*** RECORDS FOR THIS EXERCISE

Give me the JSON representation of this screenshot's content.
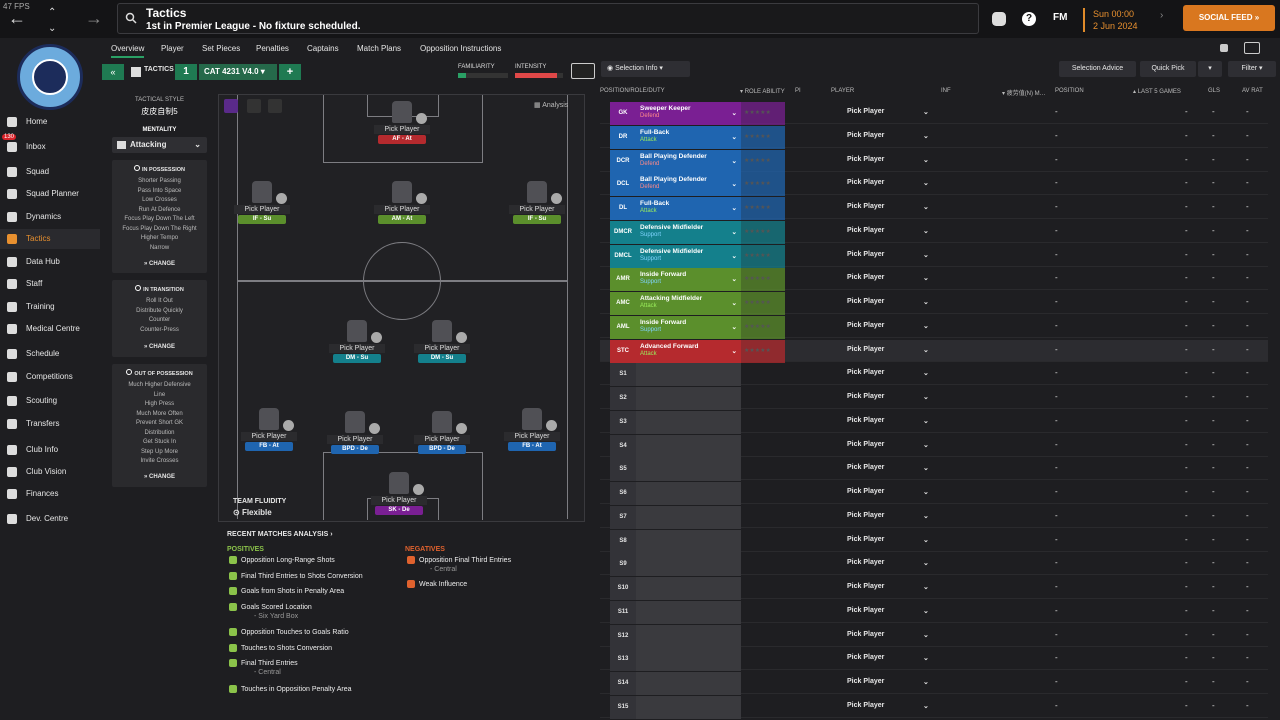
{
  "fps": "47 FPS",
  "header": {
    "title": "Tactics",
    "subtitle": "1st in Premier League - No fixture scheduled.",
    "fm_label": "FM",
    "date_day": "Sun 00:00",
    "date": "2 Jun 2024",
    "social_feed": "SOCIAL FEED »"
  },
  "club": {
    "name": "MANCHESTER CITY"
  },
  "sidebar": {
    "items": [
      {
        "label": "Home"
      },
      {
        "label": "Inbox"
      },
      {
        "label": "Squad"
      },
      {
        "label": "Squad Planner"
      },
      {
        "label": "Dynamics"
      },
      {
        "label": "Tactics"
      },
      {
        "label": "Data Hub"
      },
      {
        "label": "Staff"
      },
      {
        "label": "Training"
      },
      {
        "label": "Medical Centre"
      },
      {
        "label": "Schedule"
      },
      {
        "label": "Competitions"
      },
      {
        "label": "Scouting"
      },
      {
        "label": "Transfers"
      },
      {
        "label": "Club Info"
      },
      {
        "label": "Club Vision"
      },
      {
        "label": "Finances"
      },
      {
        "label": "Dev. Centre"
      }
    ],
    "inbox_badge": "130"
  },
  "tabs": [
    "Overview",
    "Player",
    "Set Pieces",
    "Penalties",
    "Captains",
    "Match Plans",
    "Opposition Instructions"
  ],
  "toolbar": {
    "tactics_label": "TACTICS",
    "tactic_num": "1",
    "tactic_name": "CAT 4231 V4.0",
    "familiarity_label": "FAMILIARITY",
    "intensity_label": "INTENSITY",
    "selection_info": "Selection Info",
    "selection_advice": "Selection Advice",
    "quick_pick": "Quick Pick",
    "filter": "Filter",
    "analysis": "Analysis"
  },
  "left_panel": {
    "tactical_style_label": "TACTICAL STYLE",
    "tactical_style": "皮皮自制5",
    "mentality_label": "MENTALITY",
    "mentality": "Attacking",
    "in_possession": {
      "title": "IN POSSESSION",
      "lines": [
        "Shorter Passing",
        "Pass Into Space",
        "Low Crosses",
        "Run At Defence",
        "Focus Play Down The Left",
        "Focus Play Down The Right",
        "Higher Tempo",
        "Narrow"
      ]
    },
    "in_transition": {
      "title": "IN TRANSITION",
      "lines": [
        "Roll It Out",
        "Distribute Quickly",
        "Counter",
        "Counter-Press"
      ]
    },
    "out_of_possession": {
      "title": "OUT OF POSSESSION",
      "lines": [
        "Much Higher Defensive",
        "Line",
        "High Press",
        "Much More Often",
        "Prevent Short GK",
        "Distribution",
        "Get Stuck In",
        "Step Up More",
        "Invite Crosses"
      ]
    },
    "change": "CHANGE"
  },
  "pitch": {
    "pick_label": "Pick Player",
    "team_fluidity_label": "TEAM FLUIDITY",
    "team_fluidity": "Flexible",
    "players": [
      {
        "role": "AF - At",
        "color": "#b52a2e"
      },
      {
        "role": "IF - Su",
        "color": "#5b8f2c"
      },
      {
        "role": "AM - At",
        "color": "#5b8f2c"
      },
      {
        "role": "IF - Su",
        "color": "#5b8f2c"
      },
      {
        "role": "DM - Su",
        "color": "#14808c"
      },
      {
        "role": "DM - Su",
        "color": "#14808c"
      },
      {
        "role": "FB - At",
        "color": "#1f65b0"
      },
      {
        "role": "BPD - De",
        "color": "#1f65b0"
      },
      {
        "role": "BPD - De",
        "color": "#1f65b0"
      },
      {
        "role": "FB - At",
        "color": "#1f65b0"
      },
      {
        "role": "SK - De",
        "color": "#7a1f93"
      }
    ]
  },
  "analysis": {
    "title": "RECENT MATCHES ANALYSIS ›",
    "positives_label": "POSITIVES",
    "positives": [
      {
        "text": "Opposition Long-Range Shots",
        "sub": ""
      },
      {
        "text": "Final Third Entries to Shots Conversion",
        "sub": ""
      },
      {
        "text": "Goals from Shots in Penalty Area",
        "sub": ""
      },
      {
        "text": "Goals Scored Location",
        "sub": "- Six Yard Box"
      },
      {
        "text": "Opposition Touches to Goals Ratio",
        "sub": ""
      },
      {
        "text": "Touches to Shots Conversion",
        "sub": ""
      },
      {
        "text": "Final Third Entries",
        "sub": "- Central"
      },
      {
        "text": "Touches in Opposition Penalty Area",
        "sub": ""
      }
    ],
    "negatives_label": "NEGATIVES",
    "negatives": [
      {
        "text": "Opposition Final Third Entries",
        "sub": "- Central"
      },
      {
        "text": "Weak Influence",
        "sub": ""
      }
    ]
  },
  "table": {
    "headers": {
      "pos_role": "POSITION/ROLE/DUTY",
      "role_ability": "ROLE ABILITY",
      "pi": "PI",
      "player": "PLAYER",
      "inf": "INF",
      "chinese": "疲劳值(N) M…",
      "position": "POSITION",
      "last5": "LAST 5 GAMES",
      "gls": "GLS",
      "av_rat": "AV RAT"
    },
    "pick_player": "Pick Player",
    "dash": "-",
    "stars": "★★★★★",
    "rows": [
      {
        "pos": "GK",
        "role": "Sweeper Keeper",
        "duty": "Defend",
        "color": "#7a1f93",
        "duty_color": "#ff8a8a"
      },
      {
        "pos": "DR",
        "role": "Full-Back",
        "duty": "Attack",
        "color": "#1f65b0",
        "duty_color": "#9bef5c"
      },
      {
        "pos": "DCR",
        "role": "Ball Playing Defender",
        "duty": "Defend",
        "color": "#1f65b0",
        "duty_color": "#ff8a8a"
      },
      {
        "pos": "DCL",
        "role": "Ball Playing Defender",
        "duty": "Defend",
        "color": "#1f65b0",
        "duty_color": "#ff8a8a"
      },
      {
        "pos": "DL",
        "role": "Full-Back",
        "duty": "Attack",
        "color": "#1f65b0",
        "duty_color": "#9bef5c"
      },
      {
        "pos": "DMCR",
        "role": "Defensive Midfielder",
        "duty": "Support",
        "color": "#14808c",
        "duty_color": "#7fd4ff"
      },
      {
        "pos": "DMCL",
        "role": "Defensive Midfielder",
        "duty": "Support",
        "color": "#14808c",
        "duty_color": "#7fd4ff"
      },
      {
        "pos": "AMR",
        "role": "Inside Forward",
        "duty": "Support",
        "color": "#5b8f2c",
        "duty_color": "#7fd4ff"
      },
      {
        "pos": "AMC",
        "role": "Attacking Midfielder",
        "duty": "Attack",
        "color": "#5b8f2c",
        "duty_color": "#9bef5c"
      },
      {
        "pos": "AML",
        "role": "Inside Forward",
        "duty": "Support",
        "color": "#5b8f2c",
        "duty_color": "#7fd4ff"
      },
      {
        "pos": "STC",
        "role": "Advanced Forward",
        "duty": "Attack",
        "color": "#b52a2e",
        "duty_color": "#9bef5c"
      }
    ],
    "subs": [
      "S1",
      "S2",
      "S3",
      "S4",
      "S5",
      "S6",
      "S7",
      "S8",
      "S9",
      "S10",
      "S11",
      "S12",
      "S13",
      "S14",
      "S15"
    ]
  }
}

******

*YOUR OBJECTIVE*: From the listing above, collect every line that mentions the word "Conversion".

*RESPONSE*:
        "text": "Final Third Entries to Shots Conversion",
        "text": "Touches to Shots Conversion",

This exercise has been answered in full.